WORK TO COMPLETE =>
Rename "property-slider-track" to "property-slider-rail" in the records, starting at the line that has "tab-button[interactable]: Button [1385, 52, 1430, 71]" and stopping after the one with "menu-help[interactable]: Help [681, 11, 705, 23]". Reproduce only those lines, with every other character unchanged.
═════ INPUT ROWS ═════
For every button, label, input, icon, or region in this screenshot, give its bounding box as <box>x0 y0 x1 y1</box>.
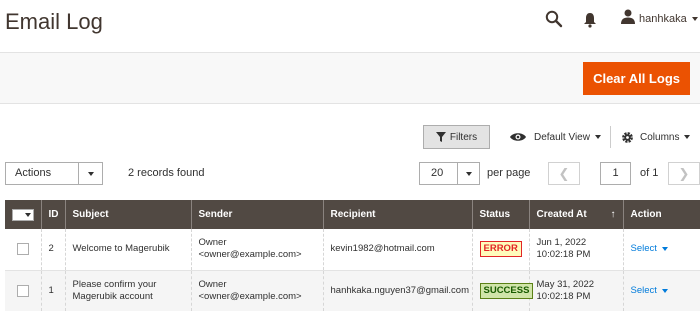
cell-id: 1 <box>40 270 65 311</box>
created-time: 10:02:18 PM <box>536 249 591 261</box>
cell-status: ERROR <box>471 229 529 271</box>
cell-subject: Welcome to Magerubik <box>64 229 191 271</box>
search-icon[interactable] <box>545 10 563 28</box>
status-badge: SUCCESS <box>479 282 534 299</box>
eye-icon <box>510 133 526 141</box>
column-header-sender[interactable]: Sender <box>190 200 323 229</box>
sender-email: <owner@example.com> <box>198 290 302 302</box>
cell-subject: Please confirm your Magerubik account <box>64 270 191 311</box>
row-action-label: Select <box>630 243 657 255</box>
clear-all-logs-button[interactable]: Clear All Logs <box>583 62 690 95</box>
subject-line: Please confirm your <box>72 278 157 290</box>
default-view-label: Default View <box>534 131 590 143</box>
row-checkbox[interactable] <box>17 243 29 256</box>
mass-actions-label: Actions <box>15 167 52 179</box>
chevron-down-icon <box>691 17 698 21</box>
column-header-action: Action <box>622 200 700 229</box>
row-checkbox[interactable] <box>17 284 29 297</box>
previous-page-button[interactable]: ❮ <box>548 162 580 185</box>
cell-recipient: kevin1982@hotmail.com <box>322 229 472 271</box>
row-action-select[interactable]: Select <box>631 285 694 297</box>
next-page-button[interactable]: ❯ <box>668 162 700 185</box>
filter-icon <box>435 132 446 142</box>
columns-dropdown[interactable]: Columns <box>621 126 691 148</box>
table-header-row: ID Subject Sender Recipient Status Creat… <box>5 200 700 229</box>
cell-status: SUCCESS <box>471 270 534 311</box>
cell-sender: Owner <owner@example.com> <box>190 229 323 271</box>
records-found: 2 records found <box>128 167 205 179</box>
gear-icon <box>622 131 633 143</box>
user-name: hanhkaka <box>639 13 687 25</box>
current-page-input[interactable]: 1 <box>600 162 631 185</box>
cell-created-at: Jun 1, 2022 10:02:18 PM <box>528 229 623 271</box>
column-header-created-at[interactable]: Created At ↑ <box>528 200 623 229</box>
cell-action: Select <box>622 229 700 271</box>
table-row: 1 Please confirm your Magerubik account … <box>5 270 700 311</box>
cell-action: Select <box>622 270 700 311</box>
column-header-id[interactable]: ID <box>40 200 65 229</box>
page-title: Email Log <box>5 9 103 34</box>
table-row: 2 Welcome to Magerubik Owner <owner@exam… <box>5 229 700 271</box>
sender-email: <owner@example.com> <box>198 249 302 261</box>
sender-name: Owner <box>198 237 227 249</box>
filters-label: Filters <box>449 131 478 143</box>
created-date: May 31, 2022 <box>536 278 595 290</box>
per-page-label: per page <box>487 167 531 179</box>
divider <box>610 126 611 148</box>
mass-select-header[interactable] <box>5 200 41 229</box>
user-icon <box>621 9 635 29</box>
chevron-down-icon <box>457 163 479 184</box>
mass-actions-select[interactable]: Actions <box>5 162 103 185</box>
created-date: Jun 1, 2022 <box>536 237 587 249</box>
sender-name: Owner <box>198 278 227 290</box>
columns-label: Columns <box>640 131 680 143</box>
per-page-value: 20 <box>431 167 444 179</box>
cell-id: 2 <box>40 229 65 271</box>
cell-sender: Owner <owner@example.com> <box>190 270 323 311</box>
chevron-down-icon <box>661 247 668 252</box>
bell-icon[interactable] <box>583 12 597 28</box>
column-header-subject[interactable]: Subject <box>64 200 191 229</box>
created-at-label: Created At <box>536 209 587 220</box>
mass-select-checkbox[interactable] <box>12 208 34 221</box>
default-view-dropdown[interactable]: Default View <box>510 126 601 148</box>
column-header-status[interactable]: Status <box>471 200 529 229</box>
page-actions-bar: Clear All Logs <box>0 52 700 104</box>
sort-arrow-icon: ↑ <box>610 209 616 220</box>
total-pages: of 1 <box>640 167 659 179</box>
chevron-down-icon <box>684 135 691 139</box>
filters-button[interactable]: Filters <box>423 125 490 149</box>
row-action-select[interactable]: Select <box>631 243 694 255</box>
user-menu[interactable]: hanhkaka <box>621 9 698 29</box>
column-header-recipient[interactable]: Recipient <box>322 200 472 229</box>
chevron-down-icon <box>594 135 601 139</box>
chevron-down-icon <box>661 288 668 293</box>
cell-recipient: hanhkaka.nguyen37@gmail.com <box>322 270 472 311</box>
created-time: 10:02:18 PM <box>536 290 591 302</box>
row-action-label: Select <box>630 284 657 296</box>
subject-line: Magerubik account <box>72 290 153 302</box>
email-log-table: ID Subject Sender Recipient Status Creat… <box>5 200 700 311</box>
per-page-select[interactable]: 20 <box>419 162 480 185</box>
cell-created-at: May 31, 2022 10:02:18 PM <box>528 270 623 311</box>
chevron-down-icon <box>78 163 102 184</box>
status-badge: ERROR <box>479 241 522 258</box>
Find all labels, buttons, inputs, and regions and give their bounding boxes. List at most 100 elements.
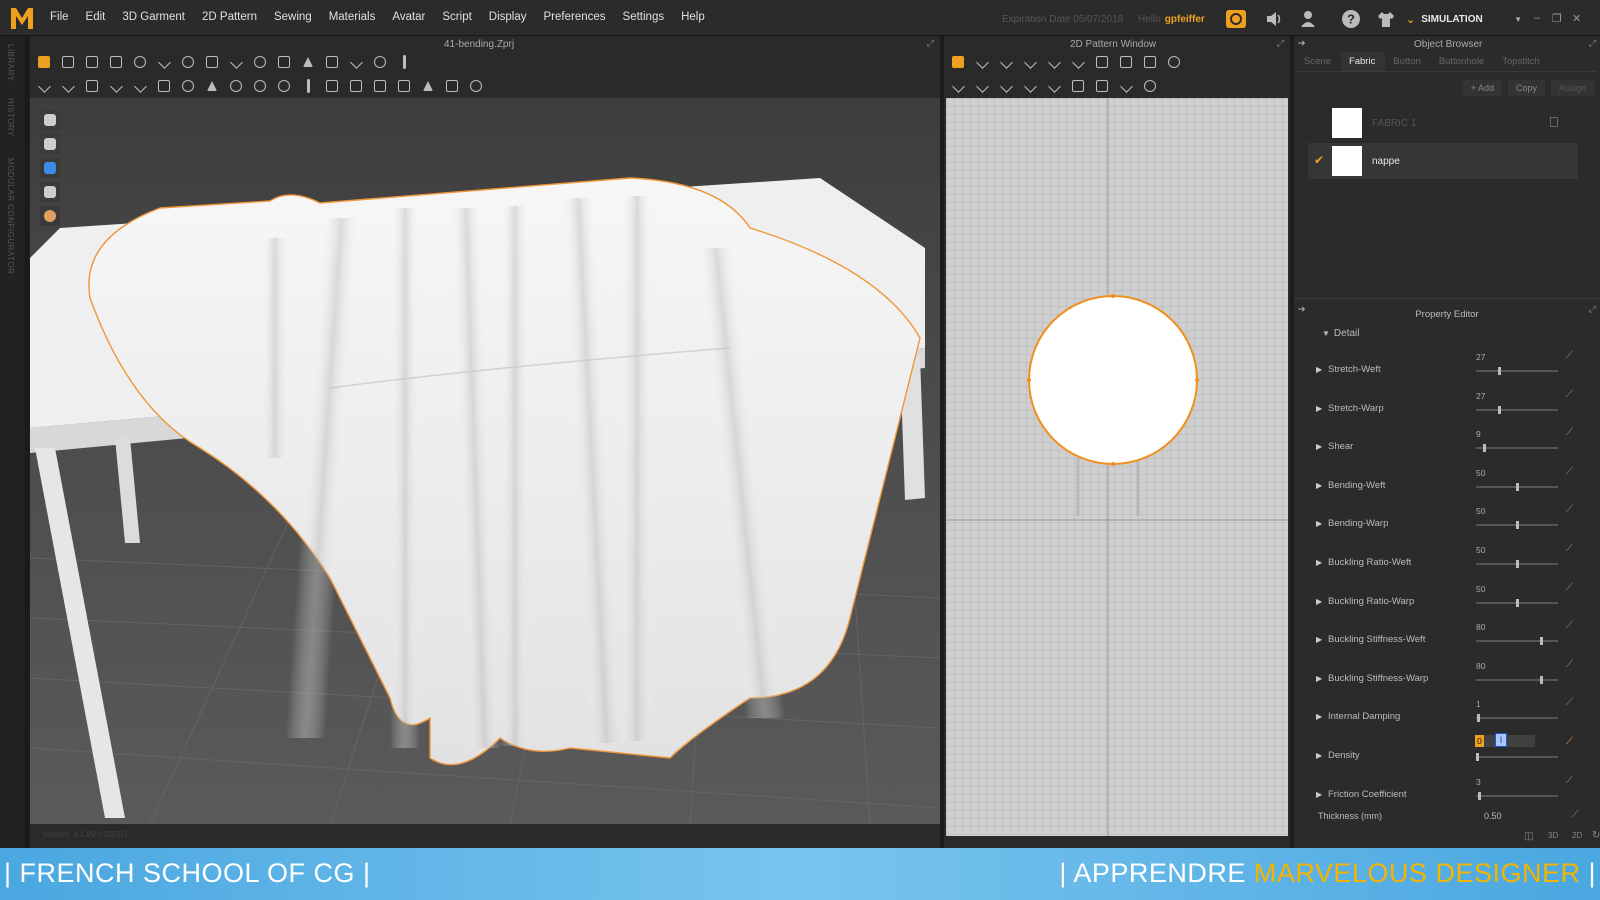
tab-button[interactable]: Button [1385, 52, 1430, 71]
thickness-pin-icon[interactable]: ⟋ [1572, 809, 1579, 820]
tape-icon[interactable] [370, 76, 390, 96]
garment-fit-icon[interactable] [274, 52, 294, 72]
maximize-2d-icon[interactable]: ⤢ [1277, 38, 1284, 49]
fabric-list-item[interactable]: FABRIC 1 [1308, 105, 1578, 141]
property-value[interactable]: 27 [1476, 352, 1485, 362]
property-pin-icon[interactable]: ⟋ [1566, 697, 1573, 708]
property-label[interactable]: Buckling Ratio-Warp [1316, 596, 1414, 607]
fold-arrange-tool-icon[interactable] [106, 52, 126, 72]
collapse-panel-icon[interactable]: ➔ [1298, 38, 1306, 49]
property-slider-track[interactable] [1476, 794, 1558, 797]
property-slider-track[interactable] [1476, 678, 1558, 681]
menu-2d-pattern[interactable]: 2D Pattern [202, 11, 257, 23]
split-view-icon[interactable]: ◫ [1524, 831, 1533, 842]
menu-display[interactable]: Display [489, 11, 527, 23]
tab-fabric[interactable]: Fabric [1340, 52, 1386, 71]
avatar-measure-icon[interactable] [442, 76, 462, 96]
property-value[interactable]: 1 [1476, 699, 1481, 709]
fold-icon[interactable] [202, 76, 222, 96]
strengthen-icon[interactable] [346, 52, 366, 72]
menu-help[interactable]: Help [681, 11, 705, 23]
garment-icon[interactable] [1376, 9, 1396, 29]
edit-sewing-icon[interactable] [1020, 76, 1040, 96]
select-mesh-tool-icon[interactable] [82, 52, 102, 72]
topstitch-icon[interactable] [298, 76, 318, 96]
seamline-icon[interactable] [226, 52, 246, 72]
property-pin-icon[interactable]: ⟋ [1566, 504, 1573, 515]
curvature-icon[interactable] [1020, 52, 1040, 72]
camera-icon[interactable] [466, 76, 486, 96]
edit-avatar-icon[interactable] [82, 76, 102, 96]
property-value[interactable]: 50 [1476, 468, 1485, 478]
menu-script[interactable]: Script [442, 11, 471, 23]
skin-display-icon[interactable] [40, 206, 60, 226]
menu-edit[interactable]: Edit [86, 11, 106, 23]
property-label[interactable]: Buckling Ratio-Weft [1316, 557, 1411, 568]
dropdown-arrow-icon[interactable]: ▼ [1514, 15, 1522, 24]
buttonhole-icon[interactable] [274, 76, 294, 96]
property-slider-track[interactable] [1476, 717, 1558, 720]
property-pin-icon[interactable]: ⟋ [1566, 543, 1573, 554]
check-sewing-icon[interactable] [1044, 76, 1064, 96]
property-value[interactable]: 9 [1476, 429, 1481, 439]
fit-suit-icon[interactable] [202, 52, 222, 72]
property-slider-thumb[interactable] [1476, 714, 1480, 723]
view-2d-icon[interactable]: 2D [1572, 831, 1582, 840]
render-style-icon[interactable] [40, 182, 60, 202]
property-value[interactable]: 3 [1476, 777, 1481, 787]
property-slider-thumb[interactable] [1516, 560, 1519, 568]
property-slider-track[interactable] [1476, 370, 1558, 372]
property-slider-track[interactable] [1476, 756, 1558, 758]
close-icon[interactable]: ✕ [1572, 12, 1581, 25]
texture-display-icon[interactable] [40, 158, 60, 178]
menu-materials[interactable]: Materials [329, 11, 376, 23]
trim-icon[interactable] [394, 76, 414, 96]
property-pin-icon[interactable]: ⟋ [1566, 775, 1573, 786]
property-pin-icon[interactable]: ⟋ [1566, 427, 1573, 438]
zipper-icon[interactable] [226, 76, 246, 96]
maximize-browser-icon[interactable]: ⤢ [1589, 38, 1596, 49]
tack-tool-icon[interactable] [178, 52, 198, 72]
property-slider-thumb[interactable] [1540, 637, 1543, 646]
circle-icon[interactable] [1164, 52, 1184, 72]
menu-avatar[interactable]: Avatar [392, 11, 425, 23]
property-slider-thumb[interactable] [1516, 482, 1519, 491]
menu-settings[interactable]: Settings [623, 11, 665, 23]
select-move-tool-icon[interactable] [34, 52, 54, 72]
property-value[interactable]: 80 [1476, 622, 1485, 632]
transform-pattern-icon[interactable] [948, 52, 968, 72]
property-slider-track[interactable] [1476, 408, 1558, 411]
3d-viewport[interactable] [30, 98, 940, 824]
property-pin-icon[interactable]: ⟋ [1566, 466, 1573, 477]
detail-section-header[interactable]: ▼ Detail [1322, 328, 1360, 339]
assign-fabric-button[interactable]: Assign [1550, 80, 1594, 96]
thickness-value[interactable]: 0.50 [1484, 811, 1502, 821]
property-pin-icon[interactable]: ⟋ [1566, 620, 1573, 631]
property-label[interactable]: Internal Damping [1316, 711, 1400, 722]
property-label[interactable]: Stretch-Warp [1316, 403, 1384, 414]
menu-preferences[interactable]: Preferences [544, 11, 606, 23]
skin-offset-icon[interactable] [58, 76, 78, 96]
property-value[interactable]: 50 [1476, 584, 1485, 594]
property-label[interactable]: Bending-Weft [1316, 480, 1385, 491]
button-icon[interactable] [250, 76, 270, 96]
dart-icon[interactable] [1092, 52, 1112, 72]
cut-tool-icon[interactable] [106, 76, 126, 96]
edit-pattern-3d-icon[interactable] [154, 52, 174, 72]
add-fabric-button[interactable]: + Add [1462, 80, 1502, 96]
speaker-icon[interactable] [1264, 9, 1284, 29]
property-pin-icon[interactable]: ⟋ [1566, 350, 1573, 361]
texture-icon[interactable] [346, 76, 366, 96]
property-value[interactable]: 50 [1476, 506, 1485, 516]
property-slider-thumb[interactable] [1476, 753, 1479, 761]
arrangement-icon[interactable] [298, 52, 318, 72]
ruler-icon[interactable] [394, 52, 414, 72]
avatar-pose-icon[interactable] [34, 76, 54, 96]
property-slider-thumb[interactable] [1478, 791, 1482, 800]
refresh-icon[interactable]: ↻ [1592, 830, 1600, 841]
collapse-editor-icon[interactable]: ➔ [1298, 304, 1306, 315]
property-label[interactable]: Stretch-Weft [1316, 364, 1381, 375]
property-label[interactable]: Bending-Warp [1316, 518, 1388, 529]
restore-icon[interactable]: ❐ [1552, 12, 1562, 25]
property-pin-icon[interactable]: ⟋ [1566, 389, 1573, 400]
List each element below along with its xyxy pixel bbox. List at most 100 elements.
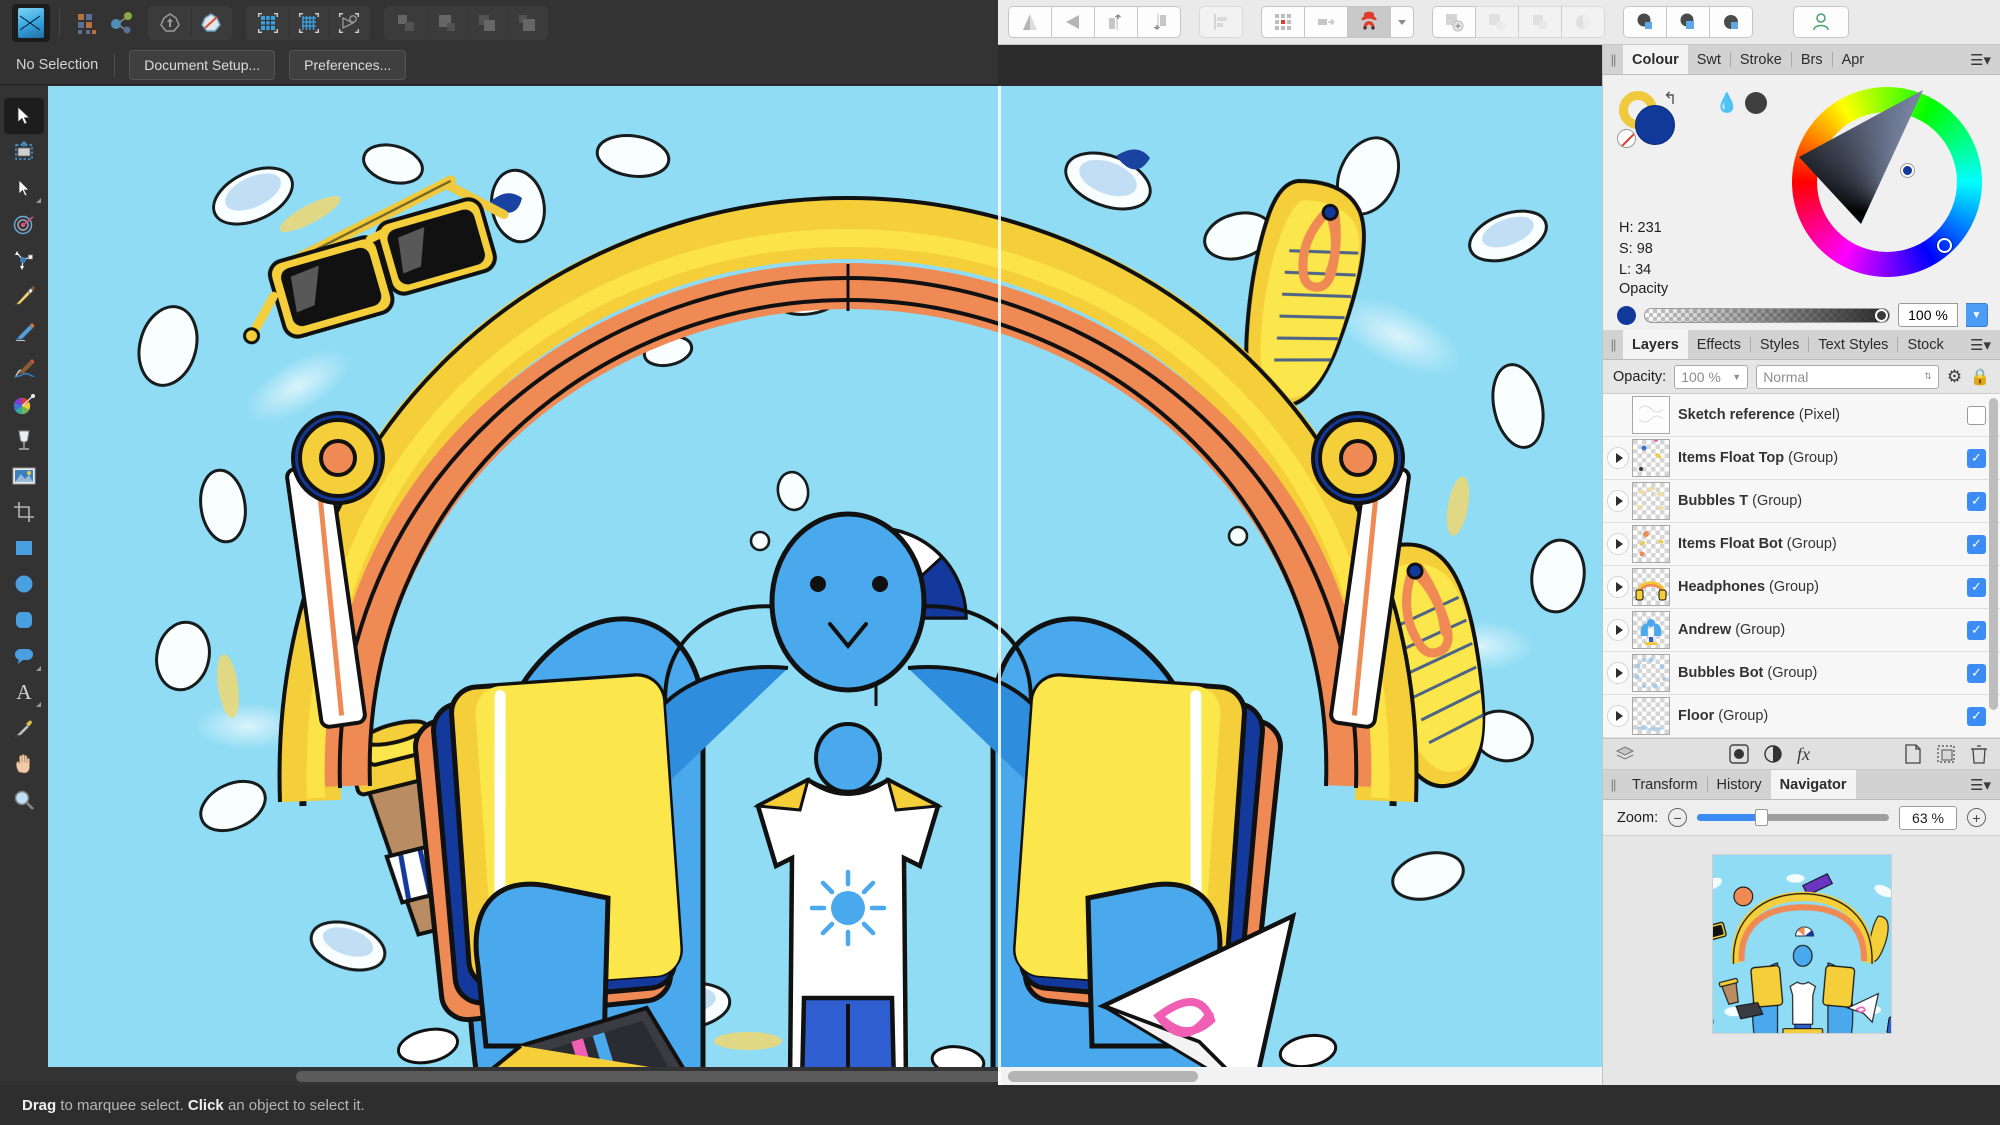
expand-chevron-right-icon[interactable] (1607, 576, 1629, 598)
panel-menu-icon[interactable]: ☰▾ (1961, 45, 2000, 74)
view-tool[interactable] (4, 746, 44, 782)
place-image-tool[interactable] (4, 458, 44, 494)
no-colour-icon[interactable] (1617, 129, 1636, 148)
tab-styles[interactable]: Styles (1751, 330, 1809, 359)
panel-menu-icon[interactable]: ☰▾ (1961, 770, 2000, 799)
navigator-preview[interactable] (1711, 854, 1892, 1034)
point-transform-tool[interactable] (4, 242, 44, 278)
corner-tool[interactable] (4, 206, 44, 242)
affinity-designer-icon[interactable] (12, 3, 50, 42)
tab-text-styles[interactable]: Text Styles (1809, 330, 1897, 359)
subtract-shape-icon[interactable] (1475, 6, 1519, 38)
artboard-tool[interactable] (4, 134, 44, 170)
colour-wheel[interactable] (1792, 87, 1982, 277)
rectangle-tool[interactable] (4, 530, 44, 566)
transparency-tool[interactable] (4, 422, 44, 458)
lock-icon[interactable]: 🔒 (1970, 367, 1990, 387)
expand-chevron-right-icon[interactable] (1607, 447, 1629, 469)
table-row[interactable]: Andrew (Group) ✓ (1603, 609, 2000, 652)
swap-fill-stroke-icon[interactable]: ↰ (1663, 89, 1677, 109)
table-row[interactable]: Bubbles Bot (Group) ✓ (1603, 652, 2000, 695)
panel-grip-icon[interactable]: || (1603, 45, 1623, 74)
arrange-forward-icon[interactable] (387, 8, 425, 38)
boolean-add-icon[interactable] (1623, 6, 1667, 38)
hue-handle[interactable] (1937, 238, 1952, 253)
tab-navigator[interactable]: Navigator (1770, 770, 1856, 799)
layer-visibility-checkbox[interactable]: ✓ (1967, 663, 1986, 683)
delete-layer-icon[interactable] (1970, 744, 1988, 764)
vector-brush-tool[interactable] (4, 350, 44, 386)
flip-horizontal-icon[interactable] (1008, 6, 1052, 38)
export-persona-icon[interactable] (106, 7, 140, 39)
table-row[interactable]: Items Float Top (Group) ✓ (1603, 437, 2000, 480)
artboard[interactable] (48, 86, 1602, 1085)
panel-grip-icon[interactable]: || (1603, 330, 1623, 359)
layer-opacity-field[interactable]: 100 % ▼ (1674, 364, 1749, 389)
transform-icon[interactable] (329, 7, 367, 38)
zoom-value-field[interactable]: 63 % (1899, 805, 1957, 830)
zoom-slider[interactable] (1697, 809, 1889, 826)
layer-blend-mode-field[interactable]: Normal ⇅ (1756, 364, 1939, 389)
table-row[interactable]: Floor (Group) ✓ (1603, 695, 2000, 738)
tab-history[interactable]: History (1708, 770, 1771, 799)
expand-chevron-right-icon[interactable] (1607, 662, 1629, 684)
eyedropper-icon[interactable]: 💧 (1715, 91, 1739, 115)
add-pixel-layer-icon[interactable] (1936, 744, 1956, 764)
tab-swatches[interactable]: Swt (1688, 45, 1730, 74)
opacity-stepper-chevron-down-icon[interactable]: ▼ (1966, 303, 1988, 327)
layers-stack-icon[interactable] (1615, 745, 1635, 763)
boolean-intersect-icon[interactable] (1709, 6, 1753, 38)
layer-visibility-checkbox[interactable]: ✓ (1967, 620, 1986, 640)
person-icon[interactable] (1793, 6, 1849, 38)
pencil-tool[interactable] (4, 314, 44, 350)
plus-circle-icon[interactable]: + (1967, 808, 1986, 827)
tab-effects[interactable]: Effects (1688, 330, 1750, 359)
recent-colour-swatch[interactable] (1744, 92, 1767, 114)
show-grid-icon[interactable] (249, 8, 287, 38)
═════
FINISHED ANSWER =>
tab-button[interactable]: Button [1385, 52, 1430, 71]
thickness-pin-icon[interactable]: ⟋ [1572, 809, 1579, 820]
tape-icon[interactable] [370, 76, 390, 96]
garment-fit-icon[interactable] [274, 52, 294, 72]
maximize-2d-icon[interactable]: ⤢ [1277, 38, 1284, 49]
fabric-list-item[interactable]: FABRIC 1 [1308, 105, 1578, 141]
property-value[interactable]: 27 [1476, 352, 1485, 362]
property-pin-icon[interactable]: ⟋ [1566, 697, 1573, 708]
property-label[interactable]: Buckling Ratio-Warp [1316, 596, 1414, 607]
fold-arrange-tool-icon[interactable] [106, 52, 126, 72]
collapse-panel-icon[interactable]: ➔ [1298, 38, 1306, 49]
property-slider-rail[interactable] [1476, 794, 1558, 797]
property-slider-rail[interactable] [1476, 678, 1558, 681]
menu-2d-pattern[interactable]: 2D Pattern [202, 11, 257, 23]
split-view-icon[interactable]: ◫ [1524, 831, 1533, 842]
menu-display[interactable]: Display [489, 11, 527, 23]
tab-fabric[interactable]: Fabric [1340, 52, 1386, 71]
avatar-measure-icon[interactable] [442, 76, 462, 96]
property-value[interactable]: 1 [1476, 699, 1481, 709]
fold-icon[interactable] [202, 76, 222, 96]
strengthen-icon[interactable] [346, 52, 366, 72]
menu-help[interactable]: Help [681, 11, 705, 23]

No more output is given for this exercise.